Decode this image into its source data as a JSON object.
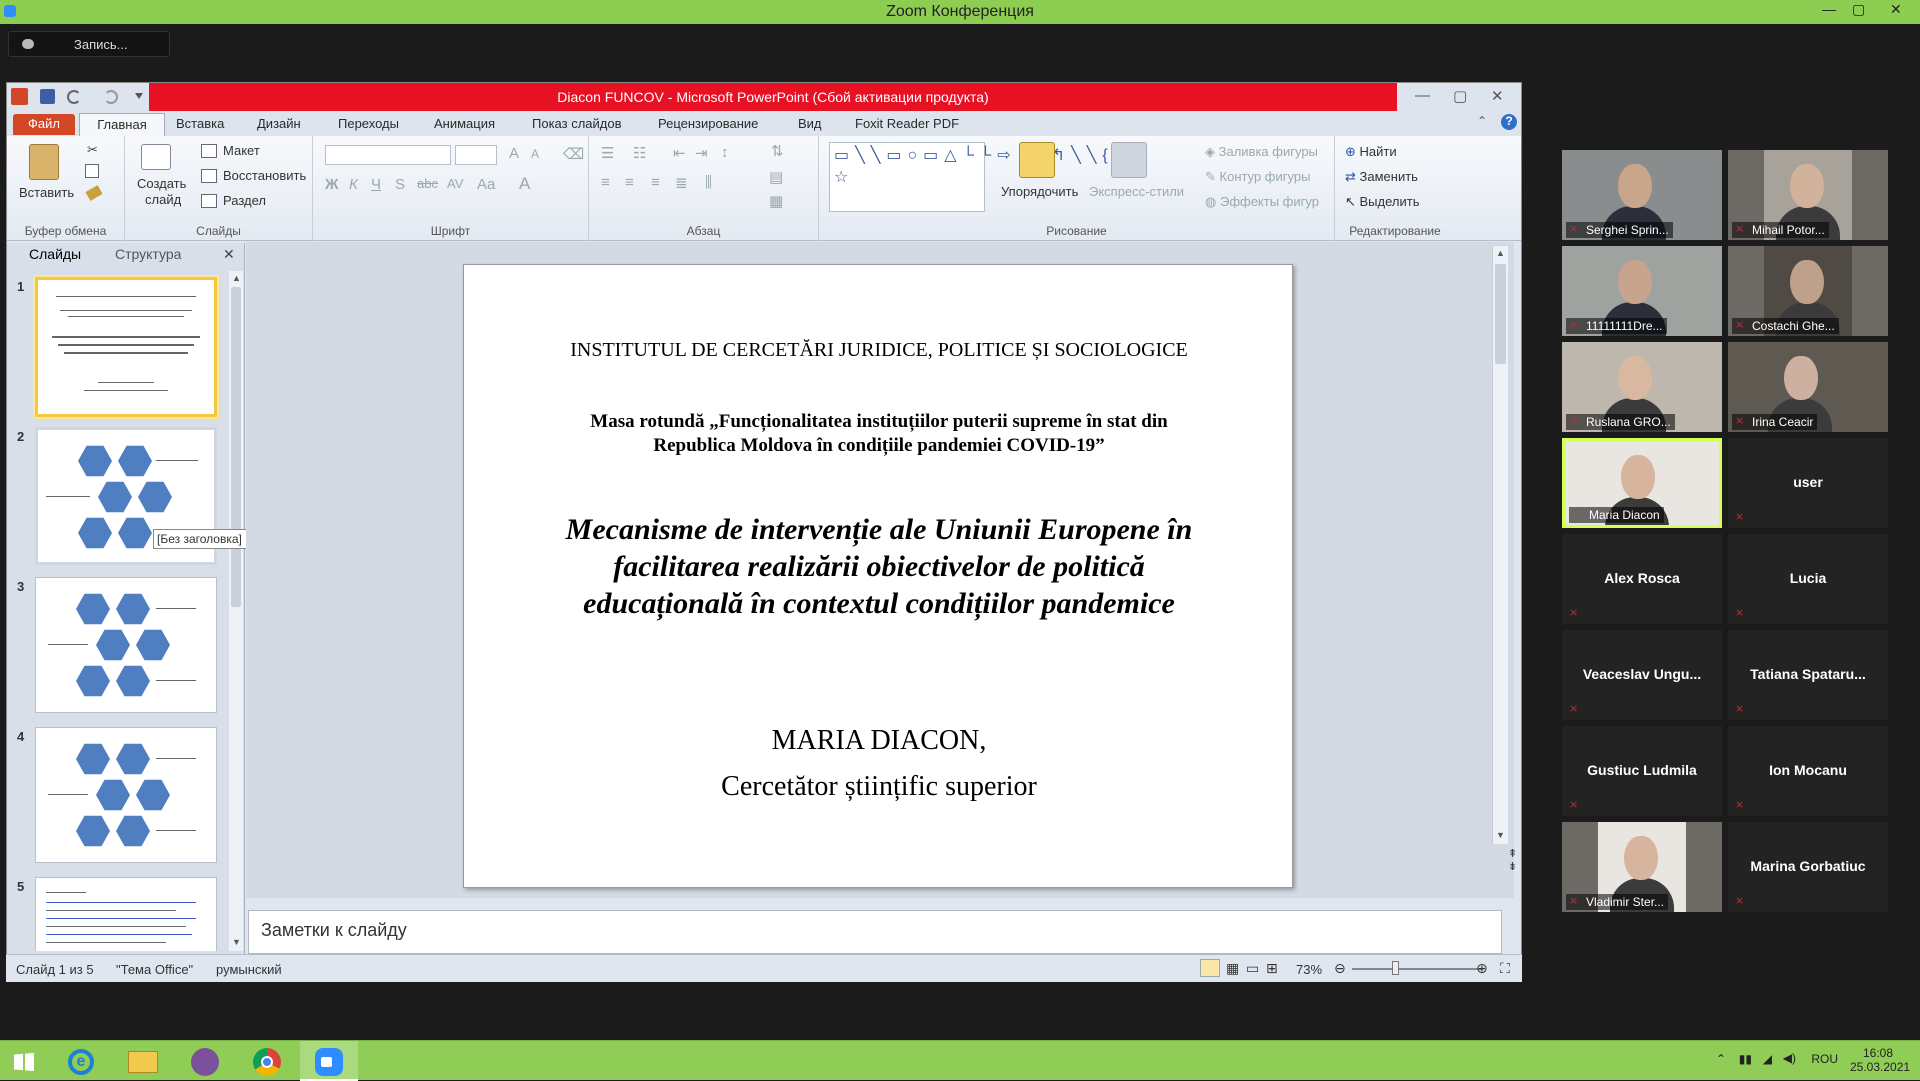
{
  "zoom": {
    "window_title": "Zoom Конференция",
    "recording_label": "Запись...",
    "win_min": "—",
    "win_max": "▢",
    "win_close": "✕"
  },
  "ppt": {
    "title": "Diacon FUNCOV  -  Microsoft PowerPoint (Сбой активации продукта)",
    "tabs": {
      "file": "Файл",
      "home": "Главная",
      "insert": "Вставка",
      "design": "Дизайн",
      "transitions": "Переходы",
      "animation": "Анимация",
      "slideshow": "Показ слайдов",
      "review": "Рецензирование",
      "view": "Вид",
      "foxit": "Foxit Reader PDF"
    },
    "ribbon": {
      "clipboard": {
        "paste": "Вставить",
        "label": "Буфер обмена"
      },
      "slides": {
        "new_slide_1": "Создать",
        "new_slide_2": "слайд",
        "layout": "Макет",
        "reset": "Восстановить",
        "section": "Раздел",
        "label": "Слайды"
      },
      "font": {
        "label": "Шрифт"
      },
      "paragraph": {
        "label": "Абзац"
      },
      "drawing": {
        "arrange": "Упорядочить",
        "quick_styles": "Экспресс-стили",
        "fill": "Заливка фигуры",
        "outline": "Контур фигуры",
        "effects": "Эффекты фигур",
        "label": "Рисование"
      },
      "editing": {
        "find": "Найти",
        "replace": "Заменить",
        "select": "Выделить",
        "label": "Редактирование"
      }
    },
    "panel": {
      "tab_slides": "Слайды",
      "tab_outline": "Структура",
      "close": "✕",
      "thumb_numbers": [
        "1",
        "2",
        "3",
        "4",
        "5"
      ],
      "tooltip": "[Без заголовка]"
    },
    "slide": {
      "institute": "INSTITUTUL  DE  CERCETĂRI  JURIDICE,  POLITICE  ȘI  SOCIOLOGICE",
      "round_table_1": "Masa rotundă „Funcționalitatea  instituțiilor  puterii  supreme  în  stat  din",
      "round_table_2": "Republica  Moldova  în  condițiile  pandemiei  COVID-19”",
      "main_title_1": "Mecanisme de intervenție ale Uniunii Europene în",
      "main_title_2": "facilitarea realizării obiectivelor de politică",
      "main_title_3": "educațională în contextul condițiilor pandemice",
      "author": "MARIA DIACON,",
      "position": "Cercetător  științific  superior"
    },
    "notes_placeholder": "Заметки к слайду",
    "status": {
      "slide_count": "Слайд 1 из 5",
      "theme": "\"Тема Office\"",
      "language": "румынский",
      "zoom": "73%"
    }
  },
  "participants": [
    {
      "name": "Serghei Sprin...",
      "video": true
    },
    {
      "name": "Mihail Potor...",
      "video": true
    },
    {
      "name": "11111111Dre...",
      "video": true
    },
    {
      "name": "Costachi Ghe...",
      "video": true
    },
    {
      "name": "Ruslana GRO...",
      "video": true
    },
    {
      "name": "Irina Ceacir",
      "video": true
    },
    {
      "name": "Maria Diacon",
      "video": true
    },
    {
      "name": "user",
      "video": false
    },
    {
      "name": "Alex Rosca",
      "video": false
    },
    {
      "name": "Lucia",
      "video": false
    },
    {
      "name": "Veaceslav  Ungu...",
      "video": false
    },
    {
      "name": "Tatiana  Spataru...",
      "video": false
    },
    {
      "name": "Gustiuc Ludmila",
      "video": false
    },
    {
      "name": "Ion Mocanu",
      "video": false
    },
    {
      "name": "Vladimir Ster...",
      "video": true
    },
    {
      "name": "Marina Gorbatiuc",
      "video": false
    }
  ],
  "taskbar": {
    "lang": "ROU",
    "time": "16:08",
    "date": "25.03.2021"
  },
  "colors": {
    "zoom_green": "#8ccd52",
    "ppt_red": "#e81123",
    "file_tab": "#d24726",
    "hex_blue": "#4f7fc1",
    "active_speaker": "#d6ff54"
  }
}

## Exercise instructions:
Repeat each record exactly, with the pictures left out.

## Task output:
Decode this image into its source data as a JSON object.
{
  "zoom": {
    "window_title": "Zoom Конференция",
    "recording_label": "Запись...",
    "win_min": "—",
    "win_max": "▢",
    "win_close": "✕"
  },
  "ppt": {
    "title": "Diacon FUNCOV  -  Microsoft PowerPoint (Сбой активации продукта)",
    "tabs": {
      "file": "Файл",
      "home": "Главная",
      "insert": "Вставка",
      "design": "Дизайн",
      "transitions": "Переходы",
      "animation": "Анимация",
      "slideshow": "Показ слайдов",
      "review": "Рецензирование",
      "view": "Вид",
      "foxit": "Foxit Reader PDF"
    },
    "ribbon": {
      "clipboard": {
        "paste": "Вставить",
        "label": "Буфер обмена"
      },
      "slides": {
        "new_slide_1": "Создать",
        "new_slide_2": "слайд",
        "layout": "Макет",
        "reset": "Восстановить",
        "section": "Раздел",
        "label": "Слайды"
      },
      "font": {
        "label": "Шрифт"
      },
      "paragraph": {
        "label": "Абзац"
      },
      "drawing": {
        "arrange": "Упорядочить",
        "quick_styles": "Экспресс-стили",
        "fill": "Заливка фигуры",
        "outline": "Контур фигуры",
        "effects": "Эффекты фигур",
        "label": "Рисование"
      },
      "editing": {
        "find": "Найти",
        "replace": "Заменить",
        "select": "Выделить",
        "label": "Редактирование"
      }
    },
    "panel": {
      "tab_slides": "Слайды",
      "tab_outline": "Структура",
      "close": "✕",
      "thumb_numbers": [
        "1",
        "2",
        "3",
        "4",
        "5"
      ],
      "tooltip": "[Без заголовка]"
    },
    "slide": {
      "institute": "INSTITUTUL  DE  CERCETĂRI  JURIDICE,  POLITICE  ȘI  SOCIOLOGICE",
      "round_table_1": "Masa rotundă „Funcționalitatea  instituțiilor  puterii  supreme  în  stat  din",
      "round_table_2": "Republica  Moldova  în  condițiile  pandemiei  COVID-19”",
      "main_title_1": "Mecanisme de intervenție ale Uniunii Europene în",
      "main_title_2": "facilitarea realizării obiectivelor de politică",
      "main_title_3": "educațională în contextul condițiilor pandemice",
      "author": "MARIA DIACON,",
      "position": "Cercetător  științific  superior"
    },
    "notes_placeholder": "Заметки к слайду",
    "status": {
      "slide_count": "Слайд 1 из 5",
      "theme": "\"Тема Office\"",
      "language": "румынский",
      "zoom": "73%"
    }
  },
  "participants": [
    {
      "name": "Serghei Sprin...",
      "video": true
    },
    {
      "name": "Mihail Potor...",
      "video": true
    },
    {
      "name": "11111111Dre...",
      "video": true
    },
    {
      "name": "Costachi Ghe...",
      "video": true
    },
    {
      "name": "Ruslana GRO...",
      "video": true
    },
    {
      "name": "Irina Ceacir",
      "video": true
    },
    {
      "name": "Maria Diacon",
      "video": true
    },
    {
      "name": "user",
      "video": false
    },
    {
      "name": "Alex Rosca",
      "video": false
    },
    {
      "name": "Lucia",
      "video": false
    },
    {
      "name": "Veaceslav  Ungu...",
      "video": false
    },
    {
      "name": "Tatiana  Spataru...",
      "video": false
    },
    {
      "name": "Gustiuc Ludmila",
      "video": false
    },
    {
      "name": "Ion Mocanu",
      "video": false
    },
    {
      "name": "Vladimir Ster...",
      "video": true
    },
    {
      "name": "Marina Gorbatiuc",
      "video": false
    }
  ],
  "taskbar": {
    "lang": "ROU",
    "time": "16:08",
    "date": "25.03.2021"
  },
  "colors": {
    "zoom_green": "#8ccd52",
    "ppt_red": "#e81123",
    "file_tab": "#d24726",
    "hex_blue": "#4f7fc1",
    "active_speaker": "#d6ff54"
  }
}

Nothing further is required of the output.